== Your task ==
Recast the listing from its first line through the line containing "candle-body — [501, 336, 506, 358]", both included, as a Markdown table. Use the columns Row and Entry, number each line, and leave out any blank lines.

----- Records supplied

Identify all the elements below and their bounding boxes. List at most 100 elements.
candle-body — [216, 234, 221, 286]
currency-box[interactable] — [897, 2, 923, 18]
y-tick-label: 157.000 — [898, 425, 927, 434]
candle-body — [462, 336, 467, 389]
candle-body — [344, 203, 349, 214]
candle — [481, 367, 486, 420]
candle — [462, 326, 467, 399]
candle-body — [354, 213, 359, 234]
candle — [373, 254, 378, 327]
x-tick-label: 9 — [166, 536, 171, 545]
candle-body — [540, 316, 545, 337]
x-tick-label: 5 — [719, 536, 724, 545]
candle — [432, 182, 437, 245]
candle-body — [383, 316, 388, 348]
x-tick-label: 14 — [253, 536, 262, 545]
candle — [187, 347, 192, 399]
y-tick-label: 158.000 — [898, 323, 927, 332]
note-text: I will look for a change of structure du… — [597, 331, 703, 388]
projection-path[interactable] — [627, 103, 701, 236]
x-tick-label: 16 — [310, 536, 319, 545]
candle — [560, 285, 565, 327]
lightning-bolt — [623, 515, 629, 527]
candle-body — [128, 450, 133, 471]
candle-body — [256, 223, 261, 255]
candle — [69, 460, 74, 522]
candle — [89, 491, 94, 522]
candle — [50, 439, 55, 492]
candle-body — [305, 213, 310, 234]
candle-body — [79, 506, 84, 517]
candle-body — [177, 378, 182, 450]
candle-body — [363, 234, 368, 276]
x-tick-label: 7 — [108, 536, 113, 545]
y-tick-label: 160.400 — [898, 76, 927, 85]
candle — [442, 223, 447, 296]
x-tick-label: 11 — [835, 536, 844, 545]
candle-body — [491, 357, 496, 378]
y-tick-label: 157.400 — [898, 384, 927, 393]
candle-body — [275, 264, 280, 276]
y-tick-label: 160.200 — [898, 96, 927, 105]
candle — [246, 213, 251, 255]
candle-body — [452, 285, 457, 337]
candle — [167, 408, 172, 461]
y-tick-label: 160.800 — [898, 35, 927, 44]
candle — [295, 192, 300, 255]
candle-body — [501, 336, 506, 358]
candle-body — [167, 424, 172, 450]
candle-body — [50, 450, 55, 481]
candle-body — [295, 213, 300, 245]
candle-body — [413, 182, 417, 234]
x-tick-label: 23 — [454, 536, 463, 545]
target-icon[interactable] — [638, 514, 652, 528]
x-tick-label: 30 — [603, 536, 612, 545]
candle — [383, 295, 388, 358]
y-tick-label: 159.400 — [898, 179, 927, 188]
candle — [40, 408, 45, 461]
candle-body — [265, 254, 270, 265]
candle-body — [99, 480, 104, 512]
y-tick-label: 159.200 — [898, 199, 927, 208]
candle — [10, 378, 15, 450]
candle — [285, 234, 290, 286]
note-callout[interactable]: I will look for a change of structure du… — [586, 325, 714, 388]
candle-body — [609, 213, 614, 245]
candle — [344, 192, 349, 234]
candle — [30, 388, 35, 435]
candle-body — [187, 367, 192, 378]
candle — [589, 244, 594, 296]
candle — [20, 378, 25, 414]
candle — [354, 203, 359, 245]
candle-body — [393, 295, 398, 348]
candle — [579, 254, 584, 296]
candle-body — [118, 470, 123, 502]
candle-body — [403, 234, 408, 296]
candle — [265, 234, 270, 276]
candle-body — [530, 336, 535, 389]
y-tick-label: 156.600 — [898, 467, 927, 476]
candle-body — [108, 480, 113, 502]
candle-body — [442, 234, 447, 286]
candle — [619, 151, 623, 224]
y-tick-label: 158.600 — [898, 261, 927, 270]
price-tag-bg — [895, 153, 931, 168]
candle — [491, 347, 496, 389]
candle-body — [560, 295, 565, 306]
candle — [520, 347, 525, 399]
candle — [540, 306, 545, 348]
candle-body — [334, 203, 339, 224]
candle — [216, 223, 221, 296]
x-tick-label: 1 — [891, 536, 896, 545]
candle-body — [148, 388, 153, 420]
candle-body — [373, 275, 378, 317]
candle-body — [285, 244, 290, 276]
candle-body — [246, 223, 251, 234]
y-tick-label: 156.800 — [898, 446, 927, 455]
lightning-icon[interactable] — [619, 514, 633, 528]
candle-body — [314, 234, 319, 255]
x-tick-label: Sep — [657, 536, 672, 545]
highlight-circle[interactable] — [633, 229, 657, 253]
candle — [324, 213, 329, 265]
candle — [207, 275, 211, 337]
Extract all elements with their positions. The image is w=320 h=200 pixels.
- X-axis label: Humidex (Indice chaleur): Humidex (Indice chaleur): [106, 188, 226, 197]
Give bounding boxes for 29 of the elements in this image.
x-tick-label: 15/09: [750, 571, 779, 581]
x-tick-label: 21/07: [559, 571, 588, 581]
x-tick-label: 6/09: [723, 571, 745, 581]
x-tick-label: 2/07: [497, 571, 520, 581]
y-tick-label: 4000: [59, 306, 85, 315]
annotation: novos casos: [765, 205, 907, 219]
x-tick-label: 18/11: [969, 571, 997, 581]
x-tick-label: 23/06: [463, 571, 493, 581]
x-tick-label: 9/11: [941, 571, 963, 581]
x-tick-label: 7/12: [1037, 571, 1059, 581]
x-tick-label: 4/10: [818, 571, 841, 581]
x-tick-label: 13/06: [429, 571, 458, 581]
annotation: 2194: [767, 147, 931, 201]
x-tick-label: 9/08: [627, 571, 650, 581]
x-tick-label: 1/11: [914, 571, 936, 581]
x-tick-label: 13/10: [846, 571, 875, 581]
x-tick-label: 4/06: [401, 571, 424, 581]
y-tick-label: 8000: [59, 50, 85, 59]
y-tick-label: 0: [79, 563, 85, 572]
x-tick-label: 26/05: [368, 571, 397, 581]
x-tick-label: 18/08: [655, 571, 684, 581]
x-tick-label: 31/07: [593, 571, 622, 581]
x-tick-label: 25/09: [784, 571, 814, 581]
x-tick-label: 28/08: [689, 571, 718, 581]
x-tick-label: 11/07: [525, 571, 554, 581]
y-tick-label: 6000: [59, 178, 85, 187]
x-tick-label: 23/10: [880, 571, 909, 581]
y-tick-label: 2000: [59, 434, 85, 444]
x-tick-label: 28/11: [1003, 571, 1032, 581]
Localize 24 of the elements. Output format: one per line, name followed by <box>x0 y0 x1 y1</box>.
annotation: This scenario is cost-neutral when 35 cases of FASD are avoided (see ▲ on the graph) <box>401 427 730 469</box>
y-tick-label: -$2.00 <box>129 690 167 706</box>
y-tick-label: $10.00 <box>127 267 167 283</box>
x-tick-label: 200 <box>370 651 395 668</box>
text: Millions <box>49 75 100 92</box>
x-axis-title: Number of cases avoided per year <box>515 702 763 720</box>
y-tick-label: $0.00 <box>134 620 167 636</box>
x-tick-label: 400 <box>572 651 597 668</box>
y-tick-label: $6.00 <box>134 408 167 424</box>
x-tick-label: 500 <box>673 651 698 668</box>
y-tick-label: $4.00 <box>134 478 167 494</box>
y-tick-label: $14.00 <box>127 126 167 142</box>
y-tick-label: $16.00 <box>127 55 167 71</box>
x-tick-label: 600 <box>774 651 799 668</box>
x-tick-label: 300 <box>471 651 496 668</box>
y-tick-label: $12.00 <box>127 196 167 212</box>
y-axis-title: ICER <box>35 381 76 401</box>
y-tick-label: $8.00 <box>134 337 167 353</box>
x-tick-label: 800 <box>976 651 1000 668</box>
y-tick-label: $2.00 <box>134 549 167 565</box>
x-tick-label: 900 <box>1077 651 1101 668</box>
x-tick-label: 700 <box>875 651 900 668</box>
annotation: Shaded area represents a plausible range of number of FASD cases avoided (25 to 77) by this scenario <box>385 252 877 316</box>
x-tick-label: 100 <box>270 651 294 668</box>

----------

== Response for this exercise ==
| Row | Entry |
|---|---|
| 1 | Identify all the elements below and their bounding boxes. List at most 100 elements. |
| 2 | candle-body — [216, 234, 221, 286] |
| 3 | currency-box[interactable] — [897, 2, 923, 18] |
| 4 | y-tick-label: 157.000 — [898, 425, 927, 434] |
| 5 | candle-body — [462, 336, 467, 389] |
| 6 | candle-body — [344, 203, 349, 214] |
| 7 | candle — [481, 367, 486, 420] |
| 8 | candle — [462, 326, 467, 399] |
| 9 | candle-body — [354, 213, 359, 234] |
| 10 | candle — [373, 254, 378, 327] |
| 11 | x-tick-label: 9 — [166, 536, 171, 545] |
| 12 | candle-body — [540, 316, 545, 337] |
| 13 | x-tick-label: 5 — [719, 536, 724, 545] |
| 14 | candle — [432, 182, 437, 245] |
| 15 | candle-body — [383, 316, 388, 348] |
| 16 | x-tick-label: 14 — [253, 536, 262, 545] |
| 17 | candle — [187, 347, 192, 399] |
| 18 | y-tick-label: 158.000 — [898, 323, 927, 332] |
| 19 | note-text: I will look for a change of structure du… — [597, 331, 703, 388] |
| 20 | projection-path[interactable] — [627, 103, 701, 236] |
| 21 | x-tick-label: 16 — [310, 536, 319, 545] |
| 22 | candle — [560, 285, 565, 327] |
| 23 | lightning-bolt — [623, 515, 629, 527] |
| 24 | candle-body — [128, 450, 133, 471] |
| 25 | candle-body — [256, 223, 261, 255] |
| 26 | candle — [69, 460, 74, 522] |
| 27 | candle — [89, 491, 94, 522] |
| 28 | candle — [50, 439, 55, 492] |
| 29 | candle-body — [305, 213, 310, 234] |
| 30 | candle-body — [79, 506, 84, 517] |
| 31 | candle-body — [177, 378, 182, 450] |
| 32 | candle-body — [363, 234, 368, 276] |
| 33 | x-tick-label: 7 — [108, 536, 113, 545] |
| 34 | y-tick-label: 160.400 — [898, 76, 927, 85] |
| 35 | candle — [442, 223, 447, 296] |
| 36 | x-tick-label: 11 — [835, 536, 844, 545] |
| 37 | candle-body — [491, 357, 496, 378] |
| 38 | y-tick-label: 157.400 — [898, 384, 927, 393] |
| 39 | candle-body — [275, 264, 280, 276] |
| 40 | y-tick-label: 160.200 — [898, 96, 927, 105] |
| 41 | candle — [246, 213, 251, 255] |
| 42 | candle-body — [452, 285, 457, 337] |
| 43 | candle — [167, 408, 172, 461] |
| 44 | y-tick-label: 160.800 — [898, 35, 927, 44] |
| 45 | candle — [295, 192, 300, 255] |
| 46 | candle-body — [501, 336, 506, 358] |